Instructions for the task:
Reproduce the entries word for word, and omit any picture you find in them.

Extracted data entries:

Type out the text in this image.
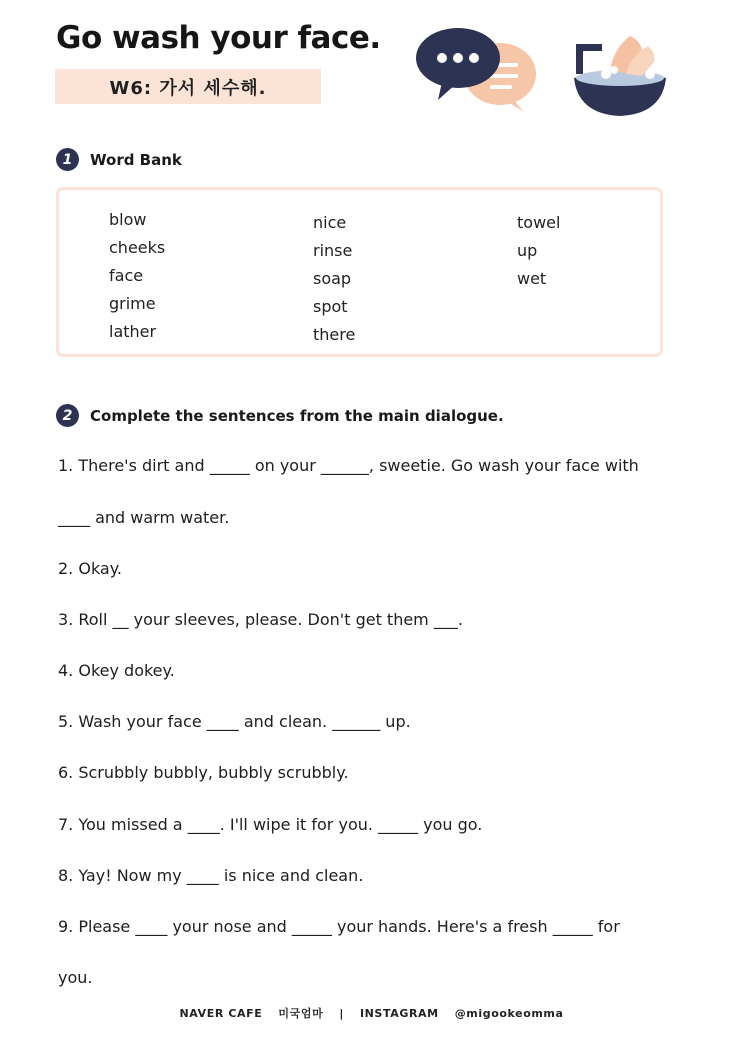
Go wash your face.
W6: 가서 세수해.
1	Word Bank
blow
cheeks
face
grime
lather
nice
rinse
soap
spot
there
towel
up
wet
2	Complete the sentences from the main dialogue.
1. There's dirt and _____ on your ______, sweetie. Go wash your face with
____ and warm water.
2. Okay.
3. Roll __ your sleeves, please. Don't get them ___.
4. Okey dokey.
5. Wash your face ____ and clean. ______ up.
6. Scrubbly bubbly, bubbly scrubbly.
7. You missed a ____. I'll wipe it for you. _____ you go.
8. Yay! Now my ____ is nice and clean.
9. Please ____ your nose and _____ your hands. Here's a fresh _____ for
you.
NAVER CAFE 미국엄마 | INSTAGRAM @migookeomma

Correct answer:
Type out the text in this image.
Go wash your face.
W6: 가서 세수해.
1	Word Bank
blow
cheeks
face
grime
lather
nice
rinse
soap
spot
there
towel
up
wet
2	Complete the sentences from the main dialogue.
1. There's dirt and _____ on your ______, sweetie. Go wash your face with
____ and warm water.
2. Okay.
3. Roll __ your sleeves, please. Don't get them ___.
4. Okey dokey.
5. Wash your face ____ and clean. ______ up.
6. Scrubbly bubbly, bubbly scrubbly.
7. You missed a ____. I'll wipe it for you. _____ you go.
8. Yay! Now my ____ is nice and clean.
9. Please ____ your nose and _____ your hands. Here's a fresh _____ for
you.
NAVER CAFE 미국엄마 | INSTAGRAM @migookeomma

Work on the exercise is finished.